[WHAT TO WORK ON]
Rewrite the material starting at the line containing "staticText: Profile xyxy=(35,73,78,92)" and ending at the line containing "button[interactable]: SETTINGS xyxy=(461,697,576,747)", replacing "Change password" with "Update password" and changing nothing else.

----- RECORDS FOR THIS TASK -----

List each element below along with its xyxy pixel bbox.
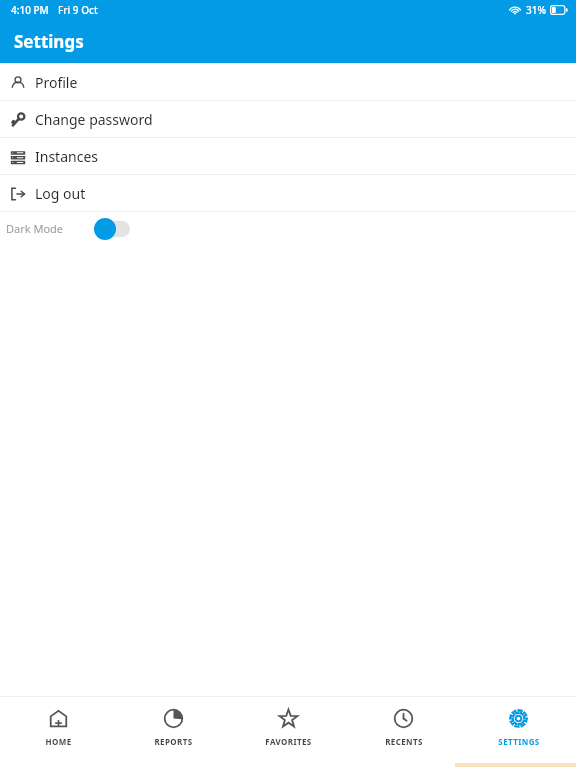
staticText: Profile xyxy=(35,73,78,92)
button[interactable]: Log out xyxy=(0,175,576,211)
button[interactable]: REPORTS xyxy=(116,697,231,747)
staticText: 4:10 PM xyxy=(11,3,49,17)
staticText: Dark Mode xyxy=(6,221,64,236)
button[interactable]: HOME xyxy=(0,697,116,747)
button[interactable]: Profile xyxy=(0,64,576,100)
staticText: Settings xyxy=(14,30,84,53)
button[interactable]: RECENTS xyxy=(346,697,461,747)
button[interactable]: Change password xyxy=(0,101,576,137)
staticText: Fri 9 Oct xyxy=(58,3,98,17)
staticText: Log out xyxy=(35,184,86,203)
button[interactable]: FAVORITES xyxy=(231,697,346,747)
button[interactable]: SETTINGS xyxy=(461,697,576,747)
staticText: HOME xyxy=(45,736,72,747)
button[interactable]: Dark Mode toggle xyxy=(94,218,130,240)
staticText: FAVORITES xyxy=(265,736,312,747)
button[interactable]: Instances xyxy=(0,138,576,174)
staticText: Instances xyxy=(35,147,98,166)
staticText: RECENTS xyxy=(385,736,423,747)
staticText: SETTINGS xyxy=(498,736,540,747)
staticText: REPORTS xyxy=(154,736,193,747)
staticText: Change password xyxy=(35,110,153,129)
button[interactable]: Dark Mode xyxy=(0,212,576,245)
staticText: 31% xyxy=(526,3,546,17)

-----
----- RECORDS FOR THIS TASK -----

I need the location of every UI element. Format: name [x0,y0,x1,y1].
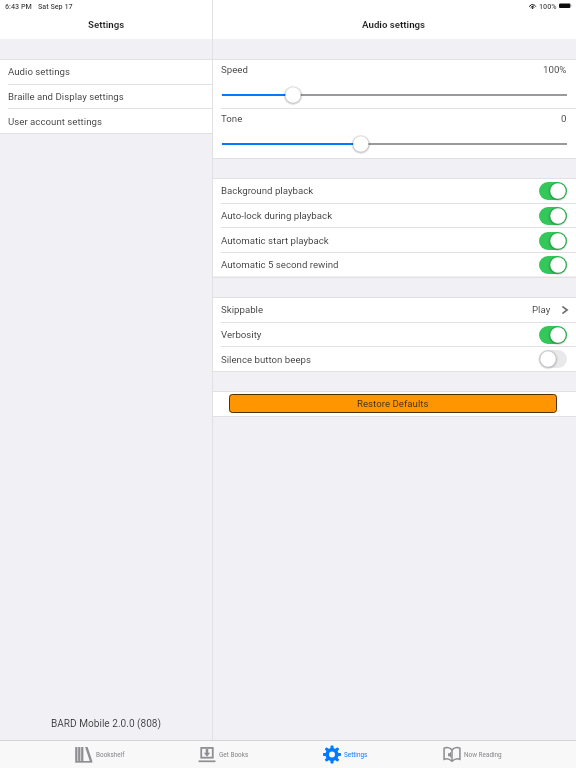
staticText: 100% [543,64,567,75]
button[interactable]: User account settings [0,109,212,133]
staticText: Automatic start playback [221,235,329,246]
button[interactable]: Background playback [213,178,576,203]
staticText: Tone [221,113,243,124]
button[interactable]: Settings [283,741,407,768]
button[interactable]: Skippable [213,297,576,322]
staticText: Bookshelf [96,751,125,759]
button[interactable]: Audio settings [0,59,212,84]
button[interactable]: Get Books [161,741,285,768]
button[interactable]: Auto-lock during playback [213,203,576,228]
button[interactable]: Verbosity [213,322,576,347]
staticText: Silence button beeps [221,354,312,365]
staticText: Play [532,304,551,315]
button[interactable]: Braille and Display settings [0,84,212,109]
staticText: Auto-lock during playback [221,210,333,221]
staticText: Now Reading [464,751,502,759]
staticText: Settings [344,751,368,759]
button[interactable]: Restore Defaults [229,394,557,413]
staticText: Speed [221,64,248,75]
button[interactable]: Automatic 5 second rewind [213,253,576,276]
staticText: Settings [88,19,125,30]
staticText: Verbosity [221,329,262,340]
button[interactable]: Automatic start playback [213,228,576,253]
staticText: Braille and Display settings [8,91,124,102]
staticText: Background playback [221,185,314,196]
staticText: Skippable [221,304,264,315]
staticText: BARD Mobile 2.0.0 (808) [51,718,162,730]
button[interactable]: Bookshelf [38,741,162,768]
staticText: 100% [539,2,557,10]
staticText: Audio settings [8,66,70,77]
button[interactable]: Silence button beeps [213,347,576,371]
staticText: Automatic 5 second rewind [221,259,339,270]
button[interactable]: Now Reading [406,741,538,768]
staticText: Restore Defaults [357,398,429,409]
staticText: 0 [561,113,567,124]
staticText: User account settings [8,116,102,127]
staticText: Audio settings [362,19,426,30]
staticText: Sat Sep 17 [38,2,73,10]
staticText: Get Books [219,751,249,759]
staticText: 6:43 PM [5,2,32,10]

-----

[SOLUTION FOR THIS TASK]
staticText: Profile xyxy=(35,73,78,92)
button[interactable]: Log out xyxy=(0,175,576,211)
button[interactable]: REPORTS xyxy=(116,697,231,747)
staticText: 4:10 PM xyxy=(11,3,49,17)
staticText: Dark Mode xyxy=(6,221,64,236)
button[interactable]: HOME xyxy=(0,697,116,747)
button[interactable]: Profile xyxy=(0,64,576,100)
staticText: Settings xyxy=(14,30,84,53)
button[interactable]: RECENTS xyxy=(346,697,461,747)
button[interactable]: Update password xyxy=(0,101,576,137)
staticText: Fri 9 Oct xyxy=(58,3,98,17)
staticText: Log out xyxy=(35,184,86,203)
button[interactable]: FAVORITES xyxy=(231,697,346,747)
button[interactable]: SETTINGS xyxy=(461,697,576,747)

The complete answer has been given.